(Stored dataset items)
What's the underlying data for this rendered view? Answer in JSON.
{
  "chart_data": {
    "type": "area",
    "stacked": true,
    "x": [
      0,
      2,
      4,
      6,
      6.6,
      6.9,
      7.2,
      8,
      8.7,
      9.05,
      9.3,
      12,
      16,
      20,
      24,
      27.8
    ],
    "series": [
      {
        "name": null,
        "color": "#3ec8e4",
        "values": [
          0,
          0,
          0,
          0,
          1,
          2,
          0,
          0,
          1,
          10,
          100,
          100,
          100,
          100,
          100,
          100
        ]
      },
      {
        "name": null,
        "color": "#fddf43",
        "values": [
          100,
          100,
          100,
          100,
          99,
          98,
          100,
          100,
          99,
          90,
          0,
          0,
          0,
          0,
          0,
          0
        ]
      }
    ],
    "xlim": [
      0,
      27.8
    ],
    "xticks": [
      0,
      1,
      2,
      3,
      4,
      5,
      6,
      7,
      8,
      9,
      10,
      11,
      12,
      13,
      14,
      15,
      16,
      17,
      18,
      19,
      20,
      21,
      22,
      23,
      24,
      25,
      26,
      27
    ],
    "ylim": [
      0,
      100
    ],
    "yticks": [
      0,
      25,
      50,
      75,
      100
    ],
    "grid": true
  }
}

▶ [The exercise]: Every record above should be output exactly.

▶ [Full answer]:
What's the underlying data for this rendered view? Answer in JSON.
{
  "chart_data": {
    "type": "area",
    "stacked": true,
    "x": [
      0,
      2,
      4,
      6,
      6.6,
      6.9,
      7.2,
      8,
      8.7,
      9.05,
      9.3,
      12,
      16,
      20,
      24,
      27.8
    ],
    "series": [
      {
        "name": null,
        "color": "#3ec8e4",
        "values": [
          0,
          0,
          0,
          0,
          1,
          2,
          0,
          0,
          1,
          10,
          100,
          100,
          100,
          100,
          100,
          100
        ]
      },
      {
        "name": null,
        "color": "#fddf43",
        "values": [
          100,
          100,
          100,
          100,
          99,
          98,
          100,
          100,
          99,
          90,
          0,
          0,
          0,
          0,
          0,
          0
        ]
      }
    ],
    "xlim": [
      0,
      27.8
    ],
    "xticks": [
      0,
      1,
      2,
      3,
      4,
      5,
      6,
      7,
      8,
      9,
      10,
      11,
      12,
      13,
      14,
      15,
      16,
      17,
      18,
      19,
      20,
      21,
      22,
      23,
      24,
      25,
      26,
      27
    ],
    "ylim": [
      0,
      100
    ],
    "yticks": [
      0,
      25,
      50,
      75,
      100
    ],
    "grid": true
  }
}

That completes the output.